◆ What you are asked to do: Write out the records word for word, beginning with the first line and ending with the line that contains "Decompose this screenshot", including that line.

◆ Material shown:
━━━━━━━━━━━━━━━━━━━━
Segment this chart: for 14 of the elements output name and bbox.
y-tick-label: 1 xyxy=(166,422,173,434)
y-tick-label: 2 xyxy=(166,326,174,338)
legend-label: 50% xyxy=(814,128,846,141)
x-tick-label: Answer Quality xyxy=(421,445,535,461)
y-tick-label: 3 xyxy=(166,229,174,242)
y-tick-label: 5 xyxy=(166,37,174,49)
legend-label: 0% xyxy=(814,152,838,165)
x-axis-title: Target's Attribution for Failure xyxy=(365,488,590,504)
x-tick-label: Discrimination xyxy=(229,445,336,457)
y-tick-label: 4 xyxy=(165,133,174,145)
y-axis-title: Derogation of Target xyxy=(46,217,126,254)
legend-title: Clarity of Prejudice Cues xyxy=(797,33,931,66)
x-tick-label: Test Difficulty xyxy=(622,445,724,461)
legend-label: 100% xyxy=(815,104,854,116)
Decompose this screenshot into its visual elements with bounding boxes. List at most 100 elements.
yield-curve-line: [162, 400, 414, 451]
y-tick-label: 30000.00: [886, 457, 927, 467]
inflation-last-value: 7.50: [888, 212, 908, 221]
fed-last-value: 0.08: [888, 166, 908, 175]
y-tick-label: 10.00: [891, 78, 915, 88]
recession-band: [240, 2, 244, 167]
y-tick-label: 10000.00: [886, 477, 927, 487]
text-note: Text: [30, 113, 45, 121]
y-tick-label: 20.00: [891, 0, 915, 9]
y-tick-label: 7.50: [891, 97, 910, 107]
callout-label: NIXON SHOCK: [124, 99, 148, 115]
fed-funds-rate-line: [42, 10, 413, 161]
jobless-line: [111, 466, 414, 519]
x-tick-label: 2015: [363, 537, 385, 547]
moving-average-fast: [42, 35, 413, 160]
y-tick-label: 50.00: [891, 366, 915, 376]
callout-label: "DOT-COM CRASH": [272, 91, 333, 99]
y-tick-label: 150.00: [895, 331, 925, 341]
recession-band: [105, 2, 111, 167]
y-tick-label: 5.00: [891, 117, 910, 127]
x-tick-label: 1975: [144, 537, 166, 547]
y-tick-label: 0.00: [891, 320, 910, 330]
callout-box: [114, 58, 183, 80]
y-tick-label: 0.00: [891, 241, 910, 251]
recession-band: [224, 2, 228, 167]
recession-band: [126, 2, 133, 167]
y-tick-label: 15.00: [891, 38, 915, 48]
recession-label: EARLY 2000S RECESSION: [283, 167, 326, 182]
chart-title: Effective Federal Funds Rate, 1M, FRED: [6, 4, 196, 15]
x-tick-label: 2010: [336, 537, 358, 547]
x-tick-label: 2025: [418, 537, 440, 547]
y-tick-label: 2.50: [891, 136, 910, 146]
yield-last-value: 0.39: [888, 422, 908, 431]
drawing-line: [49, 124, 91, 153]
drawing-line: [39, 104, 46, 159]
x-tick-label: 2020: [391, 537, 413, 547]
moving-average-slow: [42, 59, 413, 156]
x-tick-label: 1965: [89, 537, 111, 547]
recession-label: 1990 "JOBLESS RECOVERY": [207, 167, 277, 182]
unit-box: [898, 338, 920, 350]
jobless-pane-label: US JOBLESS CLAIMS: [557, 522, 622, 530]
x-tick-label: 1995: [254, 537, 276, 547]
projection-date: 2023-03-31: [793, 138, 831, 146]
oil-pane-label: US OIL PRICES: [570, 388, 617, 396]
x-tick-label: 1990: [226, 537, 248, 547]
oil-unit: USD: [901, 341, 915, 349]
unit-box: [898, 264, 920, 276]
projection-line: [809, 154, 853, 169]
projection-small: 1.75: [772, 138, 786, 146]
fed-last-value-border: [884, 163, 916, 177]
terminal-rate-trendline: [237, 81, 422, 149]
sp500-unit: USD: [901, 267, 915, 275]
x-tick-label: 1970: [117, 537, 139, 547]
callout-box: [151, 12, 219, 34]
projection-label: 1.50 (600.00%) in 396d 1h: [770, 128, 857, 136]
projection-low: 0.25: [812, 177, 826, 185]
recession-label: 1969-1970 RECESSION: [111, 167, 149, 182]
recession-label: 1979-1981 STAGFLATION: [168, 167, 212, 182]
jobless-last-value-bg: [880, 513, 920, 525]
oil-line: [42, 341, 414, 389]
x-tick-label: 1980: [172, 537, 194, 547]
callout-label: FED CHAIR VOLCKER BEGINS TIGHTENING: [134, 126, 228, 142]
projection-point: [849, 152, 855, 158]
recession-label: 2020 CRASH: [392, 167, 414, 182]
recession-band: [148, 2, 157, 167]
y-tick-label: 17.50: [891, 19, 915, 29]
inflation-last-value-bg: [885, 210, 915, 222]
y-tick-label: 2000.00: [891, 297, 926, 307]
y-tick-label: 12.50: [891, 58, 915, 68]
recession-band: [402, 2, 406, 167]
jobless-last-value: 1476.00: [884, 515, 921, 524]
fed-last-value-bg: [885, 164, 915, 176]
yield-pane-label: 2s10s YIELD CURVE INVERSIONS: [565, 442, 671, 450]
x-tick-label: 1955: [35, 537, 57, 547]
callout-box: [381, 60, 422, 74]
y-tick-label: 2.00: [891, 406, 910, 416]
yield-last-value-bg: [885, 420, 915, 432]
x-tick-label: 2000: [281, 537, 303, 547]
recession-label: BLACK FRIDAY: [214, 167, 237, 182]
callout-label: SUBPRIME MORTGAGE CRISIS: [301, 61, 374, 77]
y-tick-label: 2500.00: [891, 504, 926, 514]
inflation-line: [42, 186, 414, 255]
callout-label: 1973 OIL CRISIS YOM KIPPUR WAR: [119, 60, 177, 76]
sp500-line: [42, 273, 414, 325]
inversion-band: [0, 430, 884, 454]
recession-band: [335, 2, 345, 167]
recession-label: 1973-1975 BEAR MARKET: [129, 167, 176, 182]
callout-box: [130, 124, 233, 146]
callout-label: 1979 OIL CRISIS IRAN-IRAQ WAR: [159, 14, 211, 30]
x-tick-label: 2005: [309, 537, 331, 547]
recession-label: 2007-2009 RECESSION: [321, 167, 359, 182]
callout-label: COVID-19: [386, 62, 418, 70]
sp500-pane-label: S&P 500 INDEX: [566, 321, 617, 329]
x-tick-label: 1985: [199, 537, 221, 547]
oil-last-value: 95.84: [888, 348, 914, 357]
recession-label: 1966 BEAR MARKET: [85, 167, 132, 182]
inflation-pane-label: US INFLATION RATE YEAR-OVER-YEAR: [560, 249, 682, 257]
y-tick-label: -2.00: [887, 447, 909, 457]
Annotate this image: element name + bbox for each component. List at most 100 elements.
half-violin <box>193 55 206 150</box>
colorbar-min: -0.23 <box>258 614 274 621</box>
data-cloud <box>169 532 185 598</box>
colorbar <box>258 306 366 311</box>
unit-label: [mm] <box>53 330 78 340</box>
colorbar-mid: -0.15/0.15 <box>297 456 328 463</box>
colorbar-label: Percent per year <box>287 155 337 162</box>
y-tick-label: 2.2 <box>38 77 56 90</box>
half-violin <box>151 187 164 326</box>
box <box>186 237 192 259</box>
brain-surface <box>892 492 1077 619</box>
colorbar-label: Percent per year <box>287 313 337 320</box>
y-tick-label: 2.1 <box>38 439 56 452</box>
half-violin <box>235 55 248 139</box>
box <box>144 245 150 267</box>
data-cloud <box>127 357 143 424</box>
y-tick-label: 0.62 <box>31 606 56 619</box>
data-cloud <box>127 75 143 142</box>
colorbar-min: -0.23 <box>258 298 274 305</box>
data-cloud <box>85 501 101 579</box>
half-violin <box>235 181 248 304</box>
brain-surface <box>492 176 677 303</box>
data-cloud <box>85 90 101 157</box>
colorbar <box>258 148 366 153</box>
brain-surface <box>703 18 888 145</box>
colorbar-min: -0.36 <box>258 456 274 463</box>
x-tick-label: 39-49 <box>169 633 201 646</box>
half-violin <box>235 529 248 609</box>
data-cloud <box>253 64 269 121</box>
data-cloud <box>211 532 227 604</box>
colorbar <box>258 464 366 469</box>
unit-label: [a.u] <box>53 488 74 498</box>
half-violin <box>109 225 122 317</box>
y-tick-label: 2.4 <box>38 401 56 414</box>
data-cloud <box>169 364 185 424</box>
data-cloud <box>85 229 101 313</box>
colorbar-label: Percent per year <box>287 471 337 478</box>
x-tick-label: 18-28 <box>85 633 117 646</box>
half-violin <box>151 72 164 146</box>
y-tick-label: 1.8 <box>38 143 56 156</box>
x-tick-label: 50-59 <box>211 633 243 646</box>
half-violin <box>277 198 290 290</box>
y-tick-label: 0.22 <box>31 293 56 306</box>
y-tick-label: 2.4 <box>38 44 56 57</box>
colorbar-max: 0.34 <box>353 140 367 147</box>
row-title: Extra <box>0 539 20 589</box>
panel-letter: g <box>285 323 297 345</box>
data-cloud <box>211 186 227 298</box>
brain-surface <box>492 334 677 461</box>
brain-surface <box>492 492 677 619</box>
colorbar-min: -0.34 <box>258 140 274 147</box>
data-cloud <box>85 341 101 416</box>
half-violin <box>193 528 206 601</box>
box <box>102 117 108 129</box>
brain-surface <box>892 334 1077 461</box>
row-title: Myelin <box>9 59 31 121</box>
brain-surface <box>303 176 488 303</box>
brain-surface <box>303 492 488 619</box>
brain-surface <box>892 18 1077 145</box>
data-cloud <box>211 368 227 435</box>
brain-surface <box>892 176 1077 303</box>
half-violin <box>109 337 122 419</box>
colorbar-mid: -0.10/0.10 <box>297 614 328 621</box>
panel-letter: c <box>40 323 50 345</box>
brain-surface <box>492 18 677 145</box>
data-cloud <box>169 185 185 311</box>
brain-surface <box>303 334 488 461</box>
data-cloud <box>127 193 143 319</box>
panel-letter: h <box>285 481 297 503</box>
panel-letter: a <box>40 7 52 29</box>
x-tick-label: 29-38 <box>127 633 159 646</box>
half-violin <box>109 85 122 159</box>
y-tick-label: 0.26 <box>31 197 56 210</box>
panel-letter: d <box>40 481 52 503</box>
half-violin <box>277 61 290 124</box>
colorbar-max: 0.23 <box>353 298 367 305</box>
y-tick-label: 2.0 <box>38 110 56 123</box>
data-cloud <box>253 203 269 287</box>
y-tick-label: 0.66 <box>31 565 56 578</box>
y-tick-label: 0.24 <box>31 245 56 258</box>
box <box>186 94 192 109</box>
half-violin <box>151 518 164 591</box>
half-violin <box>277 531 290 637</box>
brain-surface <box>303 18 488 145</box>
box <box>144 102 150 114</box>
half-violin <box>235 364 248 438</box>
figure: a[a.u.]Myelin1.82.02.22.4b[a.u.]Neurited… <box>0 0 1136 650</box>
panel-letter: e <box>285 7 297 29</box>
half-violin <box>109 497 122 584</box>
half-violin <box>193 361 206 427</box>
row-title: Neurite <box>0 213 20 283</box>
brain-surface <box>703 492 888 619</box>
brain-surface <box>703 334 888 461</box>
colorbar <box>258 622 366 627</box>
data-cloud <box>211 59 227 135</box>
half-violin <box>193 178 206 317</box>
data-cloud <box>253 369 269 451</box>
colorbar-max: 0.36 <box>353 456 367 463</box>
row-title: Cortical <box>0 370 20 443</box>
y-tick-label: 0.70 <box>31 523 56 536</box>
━━━━━━━━━━━━━━━━━━━━
◆ The reply:
Segment this chart: for 14 of the elements output name and bbox.
y-tick-label: 1 xyxy=(166,422,173,434)
y-tick-label: 2 xyxy=(166,326,174,338)
legend-label: 50% xyxy=(814,128,846,141)
x-tick-label: Answer Quality xyxy=(421,445,535,461)
y-tick-label: 3 xyxy=(166,229,174,242)
y-tick-label: 5 xyxy=(166,37,174,49)
legend-label: 0% xyxy=(814,152,838,165)
x-axis-title: Target's Attribution for Failure xyxy=(365,488,590,504)
x-tick-label: Discrimination xyxy=(229,445,336,457)
y-tick-label: 4 xyxy=(165,133,174,145)
y-axis-title: Derogation of Target xyxy=(46,217,126,254)
legend-title: Clarity of Prejudice Cues xyxy=(797,33,931,66)
x-tick-label: Test Difficulty xyxy=(622,445,724,461)
legend-label: 100% xyxy=(815,104,854,116)
Decompose this screenshot into its visual elements with bounding boxes. List at most 100 elements.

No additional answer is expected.